• **Objective**
Quote all lines below exactly. Images stay out.
— Start —
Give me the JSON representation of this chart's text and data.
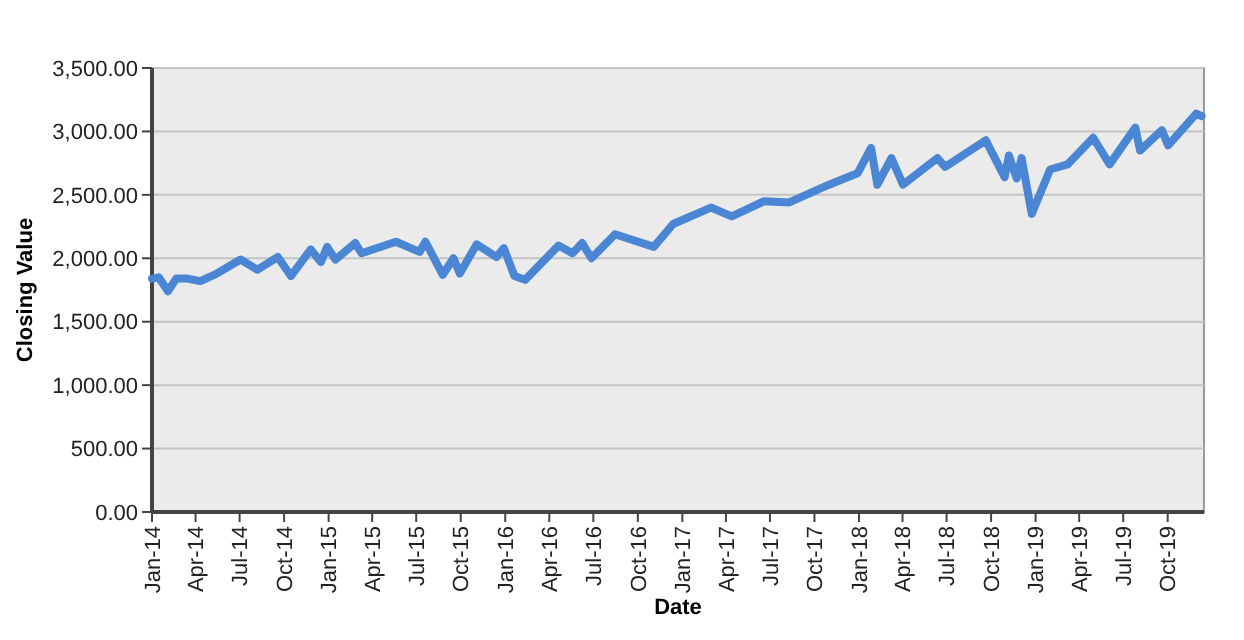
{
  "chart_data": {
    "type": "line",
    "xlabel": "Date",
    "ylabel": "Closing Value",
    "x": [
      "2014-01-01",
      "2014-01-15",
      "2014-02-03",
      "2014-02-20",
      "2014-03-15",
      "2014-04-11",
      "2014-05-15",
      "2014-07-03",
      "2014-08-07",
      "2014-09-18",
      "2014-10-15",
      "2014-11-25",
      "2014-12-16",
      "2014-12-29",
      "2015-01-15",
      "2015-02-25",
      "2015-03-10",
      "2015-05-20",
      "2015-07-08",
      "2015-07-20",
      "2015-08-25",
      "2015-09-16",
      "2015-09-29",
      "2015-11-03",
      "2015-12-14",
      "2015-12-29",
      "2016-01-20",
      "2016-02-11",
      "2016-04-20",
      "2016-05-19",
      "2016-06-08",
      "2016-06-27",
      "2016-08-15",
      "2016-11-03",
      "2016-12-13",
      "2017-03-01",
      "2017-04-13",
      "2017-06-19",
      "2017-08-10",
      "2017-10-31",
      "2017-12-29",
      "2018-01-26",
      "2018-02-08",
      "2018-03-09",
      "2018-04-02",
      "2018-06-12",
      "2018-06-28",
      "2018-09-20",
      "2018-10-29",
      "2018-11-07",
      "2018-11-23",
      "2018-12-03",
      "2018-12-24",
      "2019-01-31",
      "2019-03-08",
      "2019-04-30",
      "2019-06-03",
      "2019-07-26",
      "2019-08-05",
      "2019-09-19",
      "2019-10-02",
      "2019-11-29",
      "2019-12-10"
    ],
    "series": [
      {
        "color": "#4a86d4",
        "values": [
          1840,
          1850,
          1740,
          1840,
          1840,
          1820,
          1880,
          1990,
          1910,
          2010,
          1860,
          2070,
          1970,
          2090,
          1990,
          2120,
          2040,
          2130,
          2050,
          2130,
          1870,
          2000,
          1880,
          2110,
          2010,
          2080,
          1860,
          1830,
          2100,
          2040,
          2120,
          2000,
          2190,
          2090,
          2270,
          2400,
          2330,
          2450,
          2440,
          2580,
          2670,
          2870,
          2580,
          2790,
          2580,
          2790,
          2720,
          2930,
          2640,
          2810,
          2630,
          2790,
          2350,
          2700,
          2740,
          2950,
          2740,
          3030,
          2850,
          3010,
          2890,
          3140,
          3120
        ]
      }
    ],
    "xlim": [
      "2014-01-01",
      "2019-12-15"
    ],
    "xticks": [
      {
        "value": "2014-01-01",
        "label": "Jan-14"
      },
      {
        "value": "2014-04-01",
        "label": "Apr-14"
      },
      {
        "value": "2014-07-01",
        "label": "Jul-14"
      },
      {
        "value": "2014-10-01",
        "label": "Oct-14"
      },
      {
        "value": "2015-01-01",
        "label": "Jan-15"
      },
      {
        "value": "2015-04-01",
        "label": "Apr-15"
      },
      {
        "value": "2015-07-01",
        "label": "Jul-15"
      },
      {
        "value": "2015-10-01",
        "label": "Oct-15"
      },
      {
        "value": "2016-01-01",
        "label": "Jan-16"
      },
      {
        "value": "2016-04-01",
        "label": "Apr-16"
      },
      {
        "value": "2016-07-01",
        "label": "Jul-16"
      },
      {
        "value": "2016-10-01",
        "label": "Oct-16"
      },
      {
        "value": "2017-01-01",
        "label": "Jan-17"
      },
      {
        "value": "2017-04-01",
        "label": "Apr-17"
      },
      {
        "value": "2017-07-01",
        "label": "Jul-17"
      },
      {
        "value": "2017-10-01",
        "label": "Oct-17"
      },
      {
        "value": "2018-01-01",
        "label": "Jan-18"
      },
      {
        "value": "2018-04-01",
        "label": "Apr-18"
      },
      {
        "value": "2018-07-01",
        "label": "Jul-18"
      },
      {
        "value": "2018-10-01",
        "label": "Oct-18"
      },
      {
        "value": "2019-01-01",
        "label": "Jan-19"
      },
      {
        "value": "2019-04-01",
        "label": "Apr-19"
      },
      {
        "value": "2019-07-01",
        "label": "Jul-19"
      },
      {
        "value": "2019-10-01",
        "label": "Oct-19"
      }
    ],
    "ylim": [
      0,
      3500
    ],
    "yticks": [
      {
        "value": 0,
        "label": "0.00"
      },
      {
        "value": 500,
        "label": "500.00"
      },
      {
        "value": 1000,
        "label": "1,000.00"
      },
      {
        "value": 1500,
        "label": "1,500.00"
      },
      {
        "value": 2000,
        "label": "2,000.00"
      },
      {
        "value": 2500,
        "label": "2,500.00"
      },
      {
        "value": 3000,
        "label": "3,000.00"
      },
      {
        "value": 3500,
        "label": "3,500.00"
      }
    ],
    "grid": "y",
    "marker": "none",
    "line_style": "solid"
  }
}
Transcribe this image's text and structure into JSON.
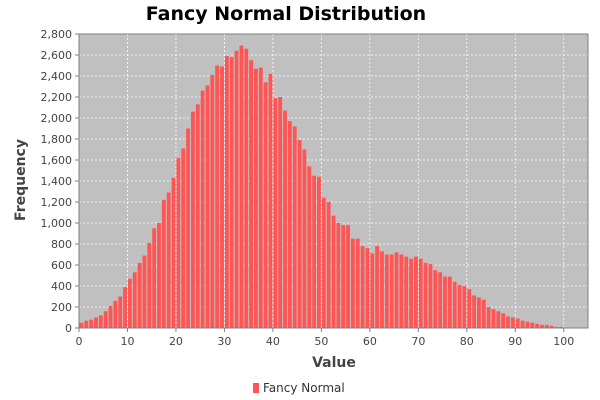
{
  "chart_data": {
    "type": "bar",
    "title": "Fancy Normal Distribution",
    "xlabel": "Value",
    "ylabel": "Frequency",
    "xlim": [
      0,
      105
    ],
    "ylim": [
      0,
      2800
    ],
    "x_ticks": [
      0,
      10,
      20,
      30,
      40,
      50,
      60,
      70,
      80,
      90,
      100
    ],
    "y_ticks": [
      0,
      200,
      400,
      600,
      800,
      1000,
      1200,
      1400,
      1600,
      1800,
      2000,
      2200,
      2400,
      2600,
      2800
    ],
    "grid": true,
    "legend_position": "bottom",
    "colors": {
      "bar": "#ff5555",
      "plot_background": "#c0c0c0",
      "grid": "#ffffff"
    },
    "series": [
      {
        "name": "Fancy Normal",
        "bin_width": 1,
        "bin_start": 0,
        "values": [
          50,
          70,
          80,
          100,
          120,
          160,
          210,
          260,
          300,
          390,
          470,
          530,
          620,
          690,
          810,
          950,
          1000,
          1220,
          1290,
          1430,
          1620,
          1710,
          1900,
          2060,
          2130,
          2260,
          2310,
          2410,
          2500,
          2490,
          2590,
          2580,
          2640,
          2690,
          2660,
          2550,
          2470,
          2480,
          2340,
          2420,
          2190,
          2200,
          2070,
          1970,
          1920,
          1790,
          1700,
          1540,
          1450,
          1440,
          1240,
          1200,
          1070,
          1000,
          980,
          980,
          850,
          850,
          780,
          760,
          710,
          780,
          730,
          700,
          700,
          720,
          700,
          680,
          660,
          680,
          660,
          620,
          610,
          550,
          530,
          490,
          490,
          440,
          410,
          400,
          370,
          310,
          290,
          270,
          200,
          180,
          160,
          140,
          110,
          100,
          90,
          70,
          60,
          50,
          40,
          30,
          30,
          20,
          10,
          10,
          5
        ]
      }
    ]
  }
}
— End —
• **The answer**
Give me the JSON representation of this chart's text and data.
{
  "chart_data": {
    "type": "line",
    "xlabel": "Date",
    "ylabel": "Closing Value",
    "x": [
      "2014-01-01",
      "2014-01-15",
      "2014-02-03",
      "2014-02-20",
      "2014-03-15",
      "2014-04-11",
      "2014-05-15",
      "2014-07-03",
      "2014-08-07",
      "2014-09-18",
      "2014-10-15",
      "2014-11-25",
      "2014-12-16",
      "2014-12-29",
      "2015-01-15",
      "2015-02-25",
      "2015-03-10",
      "2015-05-20",
      "2015-07-08",
      "2015-07-20",
      "2015-08-25",
      "2015-09-16",
      "2015-09-29",
      "2015-11-03",
      "2015-12-14",
      "2015-12-29",
      "2016-01-20",
      "2016-02-11",
      "2016-04-20",
      "2016-05-19",
      "2016-06-08",
      "2016-06-27",
      "2016-08-15",
      "2016-11-03",
      "2016-12-13",
      "2017-03-01",
      "2017-04-13",
      "2017-06-19",
      "2017-08-10",
      "2017-10-31",
      "2017-12-29",
      "2018-01-26",
      "2018-02-08",
      "2018-03-09",
      "2018-04-02",
      "2018-06-12",
      "2018-06-28",
      "2018-09-20",
      "2018-10-29",
      "2018-11-07",
      "2018-11-23",
      "2018-12-03",
      "2018-12-24",
      "2019-01-31",
      "2019-03-08",
      "2019-04-30",
      "2019-06-03",
      "2019-07-26",
      "2019-08-05",
      "2019-09-19",
      "2019-10-02",
      "2019-11-29",
      "2019-12-10"
    ],
    "series": [
      {
        "color": "#4a86d4",
        "values": [
          1840,
          1850,
          1740,
          1840,
          1840,
          1820,
          1880,
          1990,
          1910,
          2010,
          1860,
          2070,
          1970,
          2090,
          1990,
          2120,
          2040,
          2130,
          2050,
          2130,
          1870,
          2000,
          1880,
          2110,
          2010,
          2080,
          1860,
          1830,
          2100,
          2040,
          2120,
          2000,
          2190,
          2090,
          2270,
          2400,
          2330,
          2450,
          2440,
          2580,
          2670,
          2870,
          2580,
          2790,
          2580,
          2790,
          2720,
          2930,
          2640,
          2810,
          2630,
          2790,
          2350,
          2700,
          2740,
          2950,
          2740,
          3030,
          2850,
          3010,
          2890,
          3140,
          3120
        ]
      }
    ],
    "xlim": [
      "2014-01-01",
      "2019-12-15"
    ],
    "xticks": [
      {
        "value": "2014-01-01",
        "label": "Jan-14"
      },
      {
        "value": "2014-04-01",
        "label": "Apr-14"
      },
      {
        "value": "2014-07-01",
        "label": "Jul-14"
      },
      {
        "value": "2014-10-01",
        "label": "Oct-14"
      },
      {
        "value": "2015-01-01",
        "label": "Jan-15"
      },
      {
        "value": "2015-04-01",
        "label": "Apr-15"
      },
      {
        "value": "2015-07-01",
        "label": "Jul-15"
      },
      {
        "value": "2015-10-01",
        "label": "Oct-15"
      },
      {
        "value": "2016-01-01",
        "label": "Jan-16"
      },
      {
        "value": "2016-04-01",
        "label": "Apr-16"
      },
      {
        "value": "2016-07-01",
        "label": "Jul-16"
      },
      {
        "value": "2016-10-01",
        "label": "Oct-16"
      },
      {
        "value": "2017-01-01",
        "label": "Jan-17"
      },
      {
        "value": "2017-04-01",
        "label": "Apr-17"
      },
      {
        "value": "2017-07-01",
        "label": "Jul-17"
      },
      {
        "value": "2017-10-01",
        "label": "Oct-17"
      },
      {
        "value": "2018-01-01",
        "label": "Jan-18"
      },
      {
        "value": "2018-04-01",
        "label": "Apr-18"
      },
      {
        "value": "2018-07-01",
        "label": "Jul-18"
      },
      {
        "value": "2018-10-01",
        "label": "Oct-18"
      },
      {
        "value": "2019-01-01",
        "label": "Jan-19"
      },
      {
        "value": "2019-04-01",
        "label": "Apr-19"
      },
      {
        "value": "2019-07-01",
        "label": "Jul-19"
      },
      {
        "value": "2019-10-01",
        "label": "Oct-19"
      }
    ],
    "ylim": [
      0,
      3500
    ],
    "yticks": [
      {
        "value": 0,
        "label": "0.00"
      },
      {
        "value": 500,
        "label": "500.00"
      },
      {
        "value": 1000,
        "label": "1,000.00"
      },
      {
        "value": 1500,
        "label": "1,500.00"
      },
      {
        "value": 2000,
        "label": "2,000.00"
      },
      {
        "value": 2500,
        "label": "2,500.00"
      },
      {
        "value": 3000,
        "label": "3,000.00"
      },
      {
        "value": 3500,
        "label": "3,500.00"
      }
    ],
    "grid": "y",
    "marker": "none",
    "line_style": "solid"
  }
}
Transcribe this image's text and structure into JSON.
{
  "chart_data": {
    "type": "bar",
    "title": "Fancy Normal Distribution",
    "xlabel": "Value",
    "ylabel": "Frequency",
    "xlim": [
      0,
      105
    ],
    "ylim": [
      0,
      2800
    ],
    "x_ticks": [
      0,
      10,
      20,
      30,
      40,
      50,
      60,
      70,
      80,
      90,
      100
    ],
    "y_ticks": [
      0,
      200,
      400,
      600,
      800,
      1000,
      1200,
      1400,
      1600,
      1800,
      2000,
      2200,
      2400,
      2600,
      2800
    ],
    "grid": true,
    "legend_position": "bottom",
    "colors": {
      "bar": "#ff5555",
      "plot_background": "#c0c0c0",
      "grid": "#ffffff"
    },
    "series": [
      {
        "name": "Fancy Normal",
        "bin_width": 1,
        "bin_start": 0,
        "values": [
          50,
          70,
          80,
          100,
          120,
          160,
          210,
          260,
          300,
          390,
          470,
          530,
          620,
          690,
          810,
          950,
          1000,
          1220,
          1290,
          1430,
          1620,
          1710,
          1900,
          2060,
          2130,
          2260,
          2310,
          2410,
          2500,
          2490,
          2590,
          2580,
          2640,
          2690,
          2660,
          2550,
          2470,
          2480,
          2340,
          2420,
          2190,
          2200,
          2070,
          1970,
          1920,
          1790,
          1700,
          1540,
          1450,
          1440,
          1240,
          1200,
          1070,
          1000,
          980,
          980,
          850,
          850,
          780,
          760,
          710,
          780,
          730,
          700,
          700,
          720,
          700,
          680,
          660,
          680,
          660,
          620,
          610,
          550,
          530,
          490,
          490,
          440,
          410,
          400,
          370,
          310,
          290,
          270,
          200,
          180,
          160,
          140,
          110,
          100,
          90,
          70,
          60,
          50,
          40,
          30,
          30,
          20,
          10,
          10,
          5
        ]
      }
    ]
  }
}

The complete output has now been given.